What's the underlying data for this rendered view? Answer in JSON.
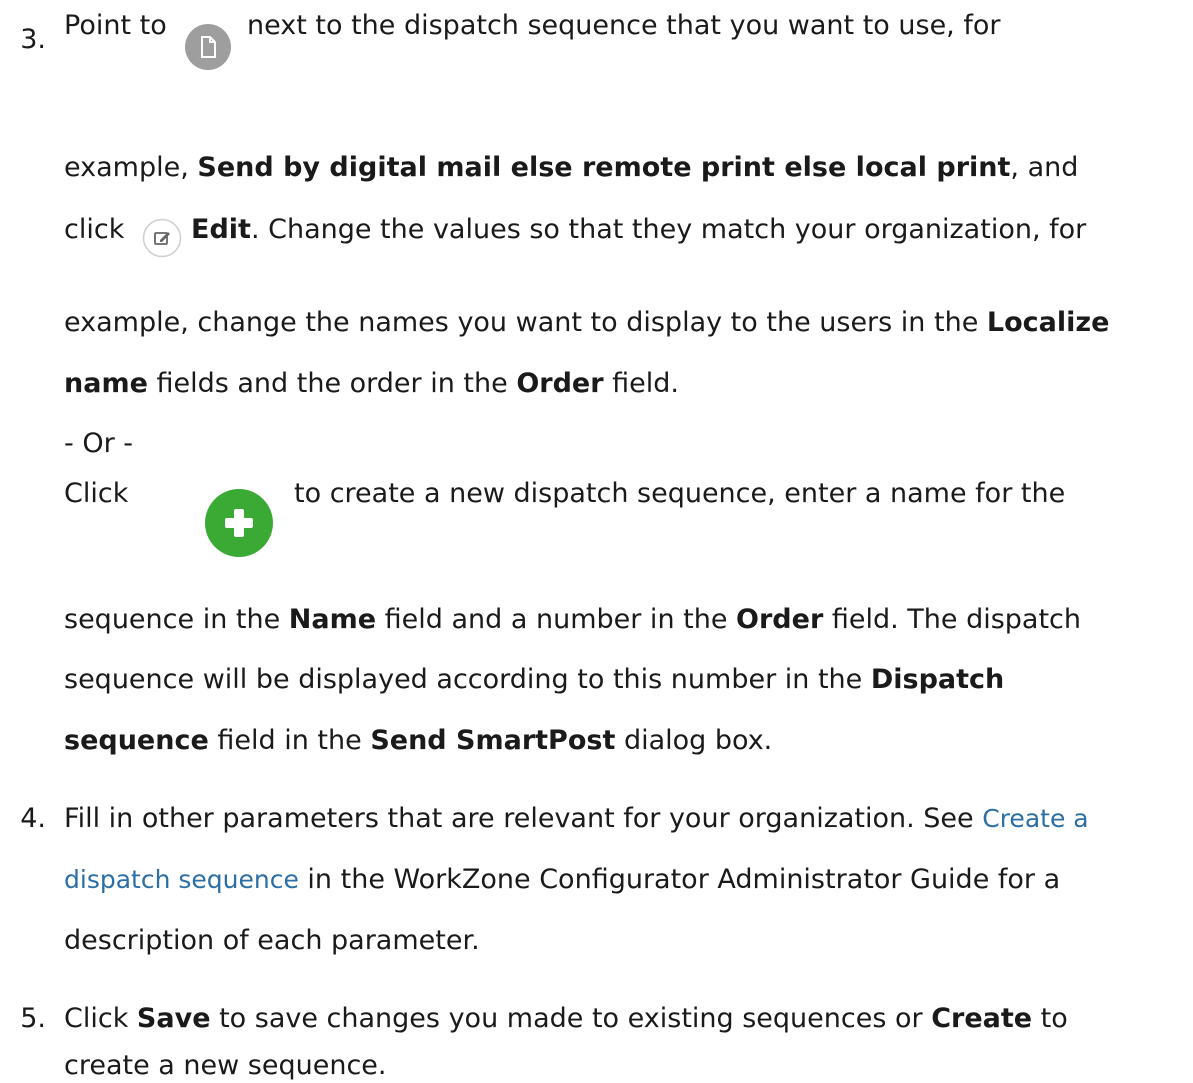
{
  "step3": {
    "number": "3.",
    "l1_a": "Point to",
    "doc_icon": "document-icon",
    "l1_b": "next to the dispatch sequence that you want to use, for",
    "l2_a": "example, ",
    "l2_bold": "Send by digital mail else remote print else local print",
    "l2_b": ", and",
    "l3_a": "click",
    "edit_icon": "edit-icon",
    "l3_bold": "Edit",
    "l3_b": ". Change the values so that they match your organization, for",
    "l4_a": "example, change the names you want to display to the users in the ",
    "l4_bold": "Localize",
    "l5_bold1": "name",
    "l5_a": " fields and the order in the ",
    "l5_bold2": "Order",
    "l5_b": " field.",
    "or": "- Or -",
    "l7_a": "Click",
    "add_icon": "plus-icon",
    "l7_b": "to create a new dispatch sequence, enter a name for the",
    "l8_a": "sequence in the ",
    "l8_bold1": "Name",
    "l8_b": " field and a number in the ",
    "l8_bold2": "Order",
    "l8_c": " field. The dispatch",
    "l9_a": "sequence will be displayed according to this number in the ",
    "l9_bold": "Dispatch",
    "l10_bold1": "sequence",
    "l10_a": " field in the ",
    "l10_bold2": "Send SmartPost",
    "l10_b": " dialog box."
  },
  "step4": {
    "number": "4.",
    "l1_a": "Fill in other parameters that are relevant for your organization. See ",
    "l1_link": "Create a",
    "l2_link": "dispatch sequence",
    "l2_a": " in the WorkZone Configurator Administrator Guide for a",
    "l3_a": "description of each parameter."
  },
  "step5": {
    "number": "5.",
    "l1_a": "Click ",
    "l1_bold1": "Save",
    "l1_b": " to save changes you made to existing sequences or ",
    "l1_bold2": "Create",
    "l1_c": " to",
    "l2_a": "create a new sequence."
  },
  "colors": {
    "link": "#2b6fa6",
    "doc_icon_bg": "#9e9e9e",
    "add_icon_bg": "#3aaa35"
  }
}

○ ○ ○ ○ ○

Exercise » Leave out all images, then reproduce the entries above exactly.

Exercise solution »
What's the underlying data for this rendered view? Answer in JSON.
{
  "step3": {
    "number": "3.",
    "l1_a": "Point to",
    "doc_icon": "document-icon",
    "l1_b": "next to the dispatch sequence that you want to use, for",
    "l2_a": "example, ",
    "l2_bold": "Send by digital mail else remote print else local print",
    "l2_b": ", and",
    "l3_a": "click",
    "edit_icon": "edit-icon",
    "l3_bold": "Edit",
    "l3_b": ". Change the values so that they match your organization, for",
    "l4_a": "example, change the names you want to display to the users in the ",
    "l4_bold": "Localize",
    "l5_bold1": "name",
    "l5_a": " fields and the order in the ",
    "l5_bold2": "Order",
    "l5_b": " field.",
    "or": "- Or -",
    "l7_a": "Click",
    "add_icon": "plus-icon",
    "l7_b": "to create a new dispatch sequence, enter a name for the",
    "l8_a": "sequence in the ",
    "l8_bold1": "Name",
    "l8_b": " field and a number in the ",
    "l8_bold2": "Order",
    "l8_c": " field. The dispatch",
    "l9_a": "sequence will be displayed according to this number in the ",
    "l9_bold": "Dispatch",
    "l10_bold1": "sequence",
    "l10_a": " field in the ",
    "l10_bold2": "Send SmartPost",
    "l10_b": " dialog box."
  },
  "step4": {
    "number": "4.",
    "l1_a": "Fill in other parameters that are relevant for your organization. See ",
    "l1_link": "Create a",
    "l2_link": "dispatch sequence",
    "l2_a": " in the WorkZone Configurator Administrator Guide for a",
    "l3_a": "description of each parameter."
  },
  "step5": {
    "number": "5.",
    "l1_a": "Click ",
    "l1_bold1": "Save",
    "l1_b": " to save changes you made to existing sequences or ",
    "l1_bold2": "Create",
    "l1_c": " to",
    "l2_a": "create a new sequence."
  },
  "colors": {
    "link": "#2b6fa6",
    "doc_icon_bg": "#9e9e9e",
    "add_icon_bg": "#3aaa35"
  }
}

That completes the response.